● The data:
════

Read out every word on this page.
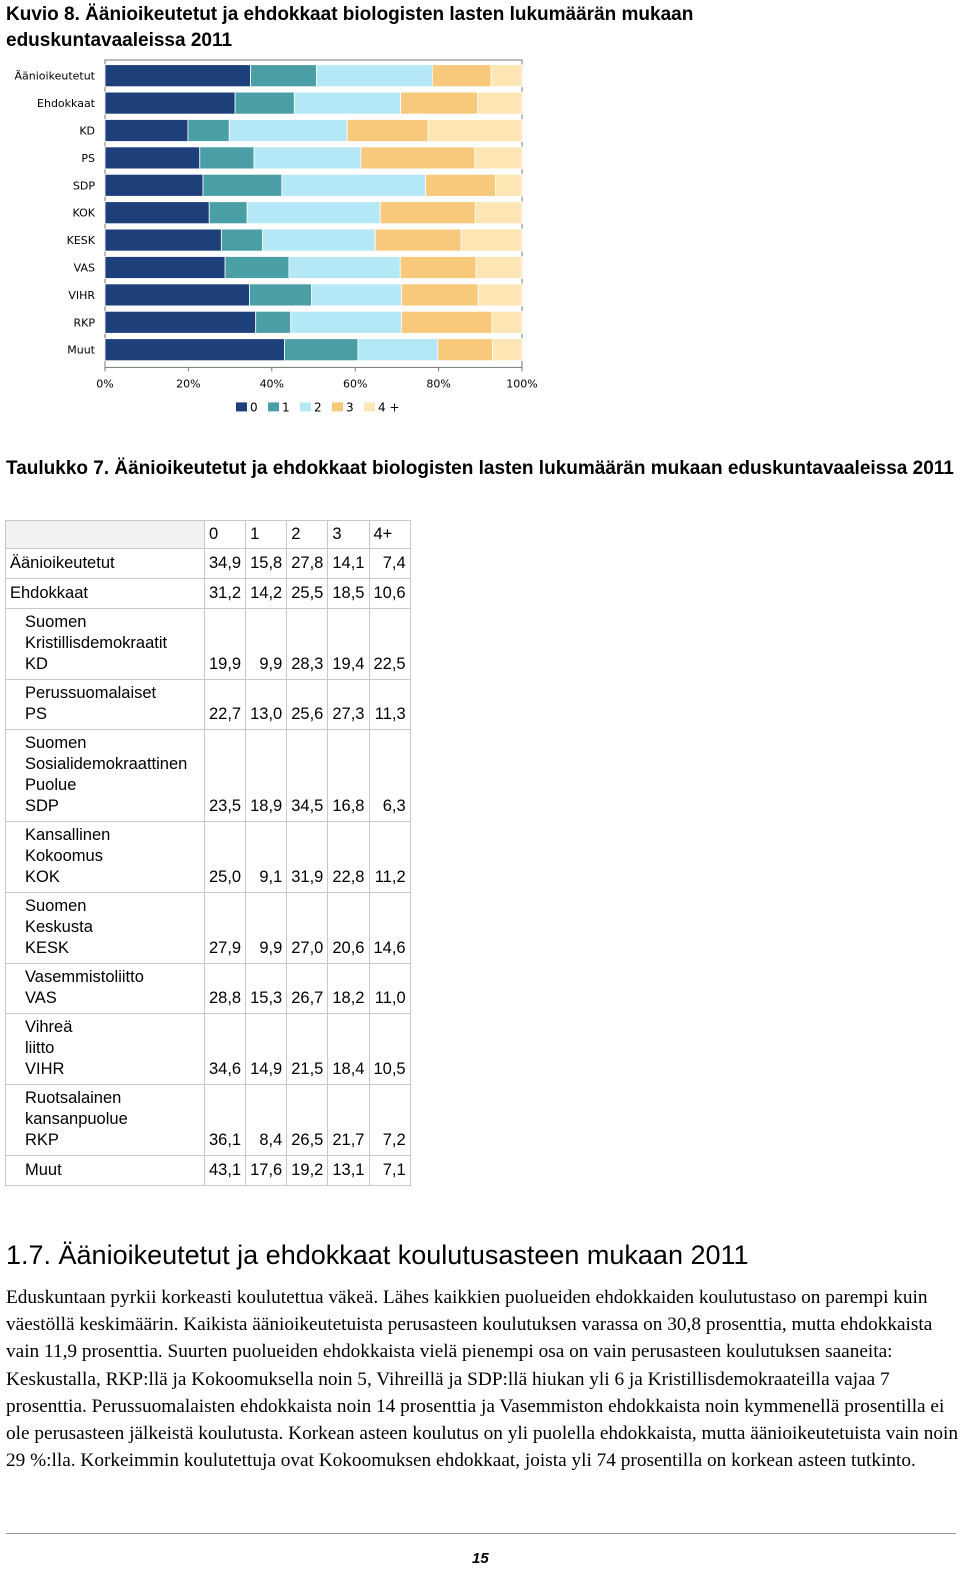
Kuvio 8. Äänioikeutetut ja ehdokkaat biologisten lasten lukumäärän mukaan eduskuntavaaleissa 2011
Äänioikeutetut
Ehdokkaat
KD
PS
SDP
KOK
KESK
VAS
VIHR
RKP
Muut
0%	20%	40%	60%	80%	100%
0 1 2 3 4 +
Taulukko 7. Äänioikeutetut ja ehdokkaat biologisten lasten lukumäärän mukaan eduskuntavaaleissa 2011
	0	1	2	3	4+

Äänioikeutetut	34,9	15,8	27,8	14,1	7,4

Ehdokkaat	31,2	14,2	25,5	18,5	10,6

Suomen
Kristillisdemokraatit
KD	19,9	9,9	28,3	19,4	22,5

Perussuomalaiset
PS	22,7	13,0	25,6	27,3	11,3

Suomen
Sosialidemokraattinen
Puolue
SDP	23,5	18,9	34,5	16,8	6,3

Kansallinen
Kokoomus
KOK	25,0	9,1	31,9	22,8	11,2

Suomen
Keskusta
KESK	27,9	9,9	27,0	20,6	14,6

Vasemmistoliitto
VAS	28,8	15,3	26,7	18,2	11,0

Vihreä
liitto
VIHR	34,6	14,9	21,5	18,4	10,5

Ruotsalainen
kansanpuolue
RKP	36,1	8,4	26,5	21,7	7,2

Muut	43,1	17,6	19,2	13,1	7,1
1.7. Äänioikeutetut ja ehdokkaat koulutusasteen mukaan 2011
Eduskuntaan pyrkii korkeasti koulutettua väkeä. Lähes kaikkien puolueiden ehdokkaiden koulutustaso on parempi kuin väestöllä keskimäärin. Kaikista äänioikeutetuista perusasteen koulutuksen varassa on 30,8 prosenttia, mutta ehdokkaista vain 11,9 prosenttia. Suurten puolueiden ehdokkaista vielä pienempi osa on vain perusasteen koulutuksen saaneita: Keskustalla, RKP:llä ja Kokoomuksella noin 5, Vihreillä ja SDP:llä hiukan yli 6 ja Kristillisdemokraateilla vajaa 7 prosenttia. Perussuomalaisten ehdokkaista noin 14 prosenttia ja Vasemmiston ehdokkaista noin kymmenellä prosentilla ei ole perusasteen jälkeistä koulutusta. Korkean asteen koulutus on yli puolella ehdokkaista, mutta äänioikeutetuista vain noin 29 %:lla. Korkeimmin koulutettuja ovat Kokoomuksen ehdokkaat, joista yli 74 prosentilla on korkean asteen tutkinto.
15
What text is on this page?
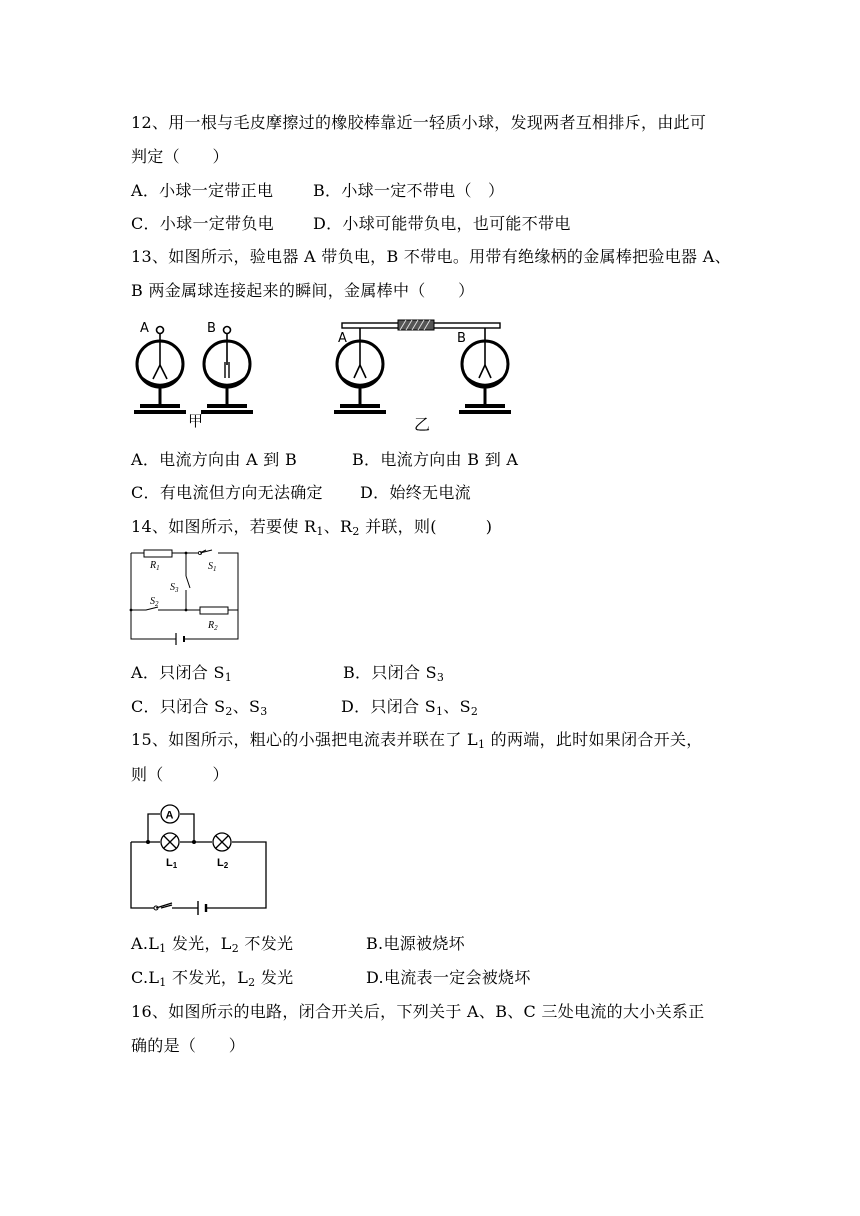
12、用一根与毛皮摩擦过的橡胶棒靠近一轻质小球，发现两者互相排斥，由此可
判定（　　）
A．小球一定带正电 B．小球一定不带电（　）
C．小球一定带负电 D．小球可能带负电，也可能不带电
13、如图所示，验电器 A 带负电，B 不带电。用带有绝缘柄的金属棒把验电器 A、
B 两金属球连接起来的瞬间，金属棒中（　　）
A	B
甲
A	B
乙
A．电流方向由 A 到 B	B．电流方向由 B 到 A
C．有电流但方向无法确定 D．始终无电流
14、如图所示，若要使 $R_1$、$R_2$ 并联，则(　　　)
$R_1$	$S_1$
$S_3$
$S_2$
$R_2$
A．只闭合 $S_1$	B．只闭合 $S_3$
C．只闭合 $S_2$、$S_3$	D．只闭合 $S_1$、$S_2$
15、如图所示，粗心的小强把电流表并联在了 $L_1$ 的两端，此时如果闭合开关，
则（　　　）
A
L1	L2
$A.L_1$ 发光，$L_2$ 不发光	B.电源被烧坏
$C.L_1$ 不发光，$L_2$ 发光	D.电流表一定会被烧坏
16、如图所示的电路，闭合开关后，下列关于 A、B、C 三处电流的大小关系正
确的是（　　）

════

● Work to complete: Copy down every line of the material above that includes the string "page".

● Response:
Read out every word on this page.
What text is on this page?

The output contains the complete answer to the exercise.